### GIVEN TASK
Quote the records in full and leave their pictures out.

★ ★ ★ ★ ★

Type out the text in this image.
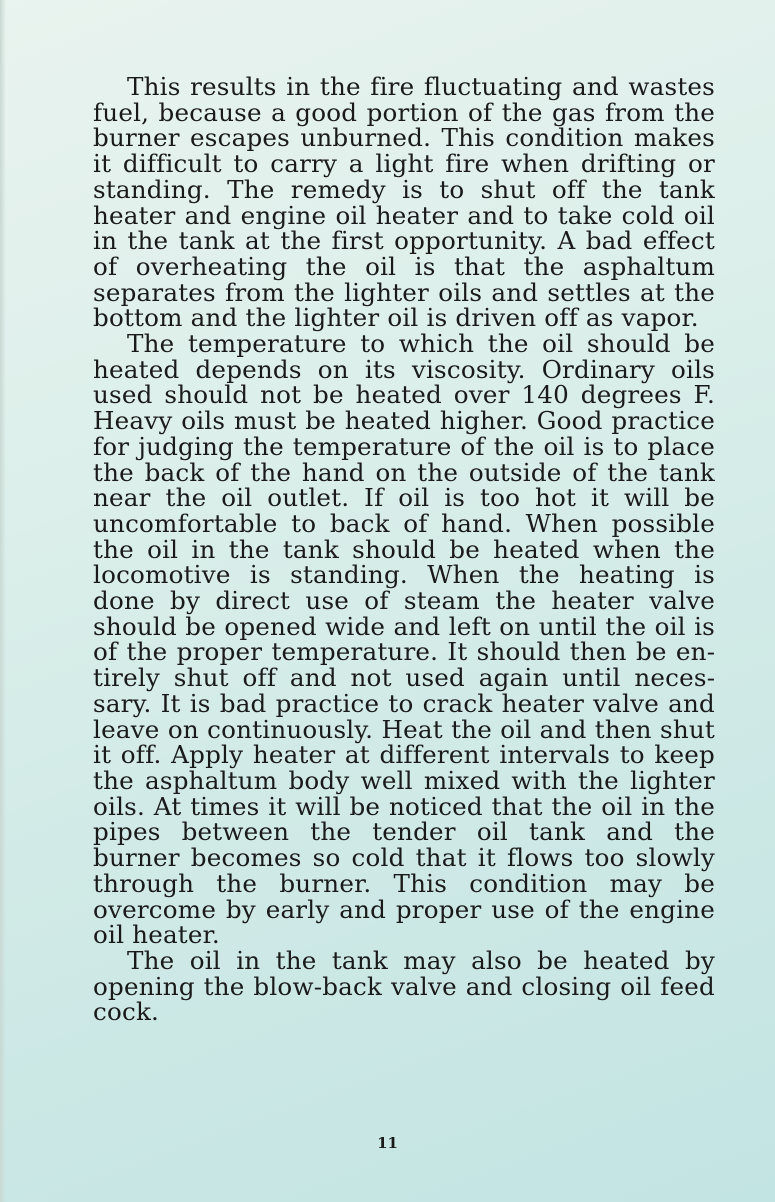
This results in the fire fluctuating and wastes fuel, because a good portion of the gas from the burner escapes unburned. This condition makes it difficult to carry a light fire when drifting or standing. The remedy is to shut off the tank heater and engine oil heater and to take cold oil in the tank at the first opportunity. A bad effect of overheating the oil is that the asphaltum separates from the lighter oils and settles at the bottom and the lighter oil is driven off as vapor.

The temperature to which the oil should be heated depends on its viscosity. Ordinary oils used should not be heated over 140 degrees F. Heavy oils must be heated higher. Good practice for judging the temperature of the oil is to place the back of the hand on the outside of the tank near the oil outlet. If oil is too hot it will be uncomfortable to back of hand. When possible the oil in the tank should be heated when the locomotive is standing. When the heating is done by direct use of steam the heater valve should be opened wide and left on until the oil is of the proper temperature. It should then be entirely shut off and not used again until necessary. It is bad practice to crack heater valve and leave on continuously. Heat the oil and then shut it off. Apply heater at different intervals to keep the asphaltum body well mixed with the lighter oils. At times it will be noticed that the oil in the pipes between the tender oil tank and the burner becomes so cold that it flows too slowly through the burner. This condition may be overcome by early and proper use of the engine oil heater.

The oil in the tank may also be heated by opening the blow-back valve and closing oil feed cock.

11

★ ★ ★ ★ ★

### OUTPUT OF THE TASK
Type out the text in this image.
This results in the fire fluctuating and wastes fuel, because a good portion of the gas from the burner escapes unburned. This condition makes it difficult to carry a light fire when drifting or standing. The remedy is to shut off the tank heater and engine oil heater and to take cold oil in the tank at the first opportunity. A bad effect of overheating the oil is that the asphaltum separates from the lighter oils and settles at the bottom and the lighter oil is driven off as vapor.

The temperature to which the oil should be heated depends on its viscosity. Ordinary oils used should not be heated over 140 degrees F. Heavy oils must be heated higher. Good practice for judging the temperature of the oil is to place the back of the hand on the outside of the tank near the oil outlet. If oil is too hot it will be uncomfortable to back of hand. When possible the oil in the tank should be heated when the locomotive is standing. When the heating is done by direct use of steam the heater valve should be opened wide and left on until the oil is of the proper temperature. It should then be entirely shut off and not used again until necessary. It is bad practice to crack heater valve and leave on continuously. Heat the oil and then shut it off. Apply heater at different intervals to keep the asphaltum body well mixed with the lighter oils. At times it will be noticed that the oil in the pipes between the tender oil tank and the burner becomes so cold that it flows too slowly through the burner. This condition may be overcome by early and proper use of the engine oil heater.

The oil in the tank may also be heated by opening the blow-back valve and closing oil feed cock.

11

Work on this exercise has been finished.